▸ EXERCISE GOAL:
Quote the records in full and leave their pictures out.

>> start RECORD EXTRACTS

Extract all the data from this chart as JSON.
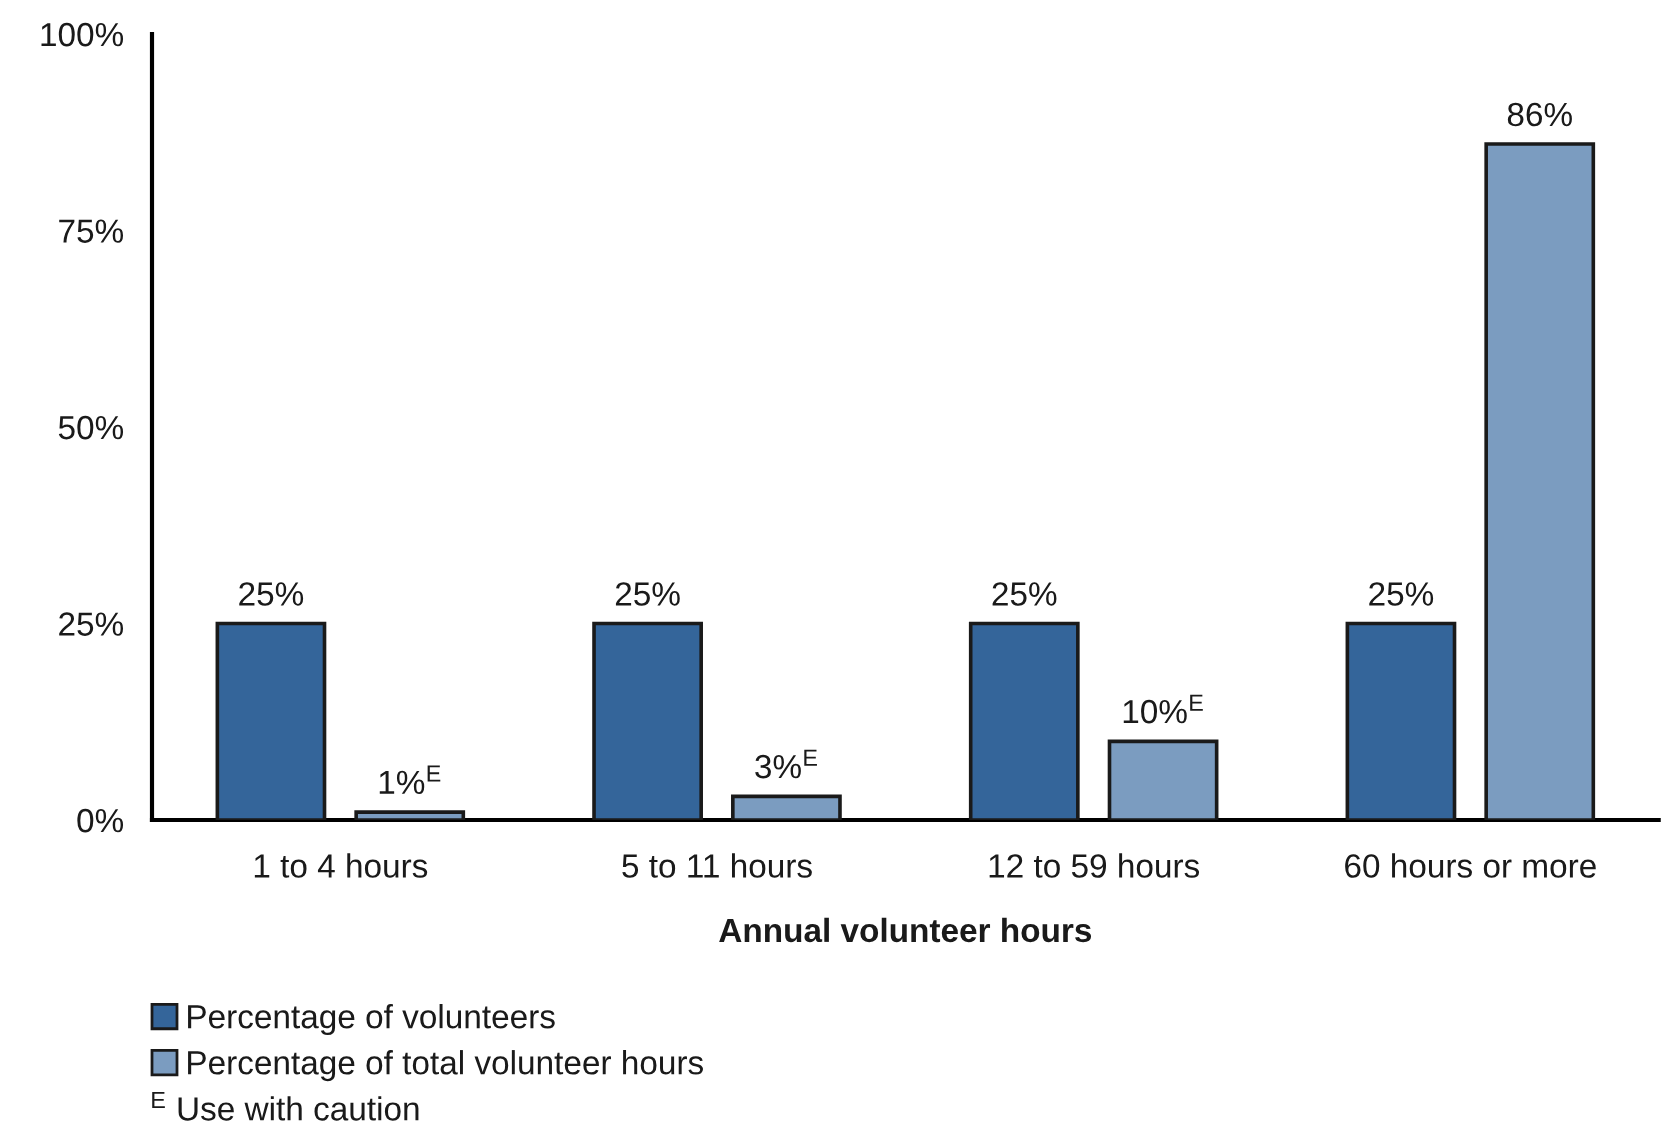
{
  "chart_data": {
    "type": "bar",
    "xlabel": "Annual volunteer hours",
    "categories": [
      "1 to 4 hours",
      "5 to 11 hours",
      "12 to 59 hours",
      "60 hours or more"
    ],
    "series": [
      {
        "name": "Percentage of volunteers",
        "color": "#34659a",
        "values": [
          25,
          25,
          25,
          25
        ],
        "value_labels": [
          "25%",
          "25%",
          "25%",
          "25%"
        ]
      },
      {
        "name": "Percentage of total volunteer hours",
        "color": "#7b9cc0",
        "values": [
          1,
          3,
          10,
          86
        ],
        "value_labels": [
          "1%$^{E}$",
          "3%$^{E}$",
          "10%$^{E}$",
          "86%"
        ]
      }
    ],
    "ylim": [
      0,
      100
    ],
    "yticks": [
      {
        "value": 0,
        "label": "0%"
      },
      {
        "value": 25,
        "label": "25%"
      },
      {
        "value": 50,
        "label": "50%"
      },
      {
        "value": 75,
        "label": "75%"
      },
      {
        "value": 100,
        "label": "100%"
      }
    ],
    "grid": false,
    "legend": "bottom left",
    "annotations": [
      "$^{E}$ Use with caution"
    ]
  }
}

>> end RECORD EXTRACTS

▸ REPLY:
Extract all the data from this chart as JSON.
{
  "chart_data": {
    "type": "bar",
    "xlabel": "Annual volunteer hours",
    "categories": [
      "1 to 4 hours",
      "5 to 11 hours",
      "12 to 59 hours",
      "60 hours or more"
    ],
    "series": [
      {
        "name": "Percentage of volunteers",
        "color": "#34659a",
        "values": [
          25,
          25,
          25,
          25
        ],
        "value_labels": [
          "25%",
          "25%",
          "25%",
          "25%"
        ]
      },
      {
        "name": "Percentage of total volunteer hours",
        "color": "#7b9cc0",
        "values": [
          1,
          3,
          10,
          86
        ],
        "value_labels": [
          "1%$^{E}$",
          "3%$^{E}$",
          "10%$^{E}$",
          "86%"
        ]
      }
    ],
    "ylim": [
      0,
      100
    ],
    "yticks": [
      {
        "value": 0,
        "label": "0%"
      },
      {
        "value": 25,
        "label": "25%"
      },
      {
        "value": 50,
        "label": "50%"
      },
      {
        "value": 75,
        "label": "75%"
      },
      {
        "value": 100,
        "label": "100%"
      }
    ],
    "grid": false,
    "legend": "bottom left",
    "annotations": [
      "$^{E}$ Use with caution"
    ]
  }
}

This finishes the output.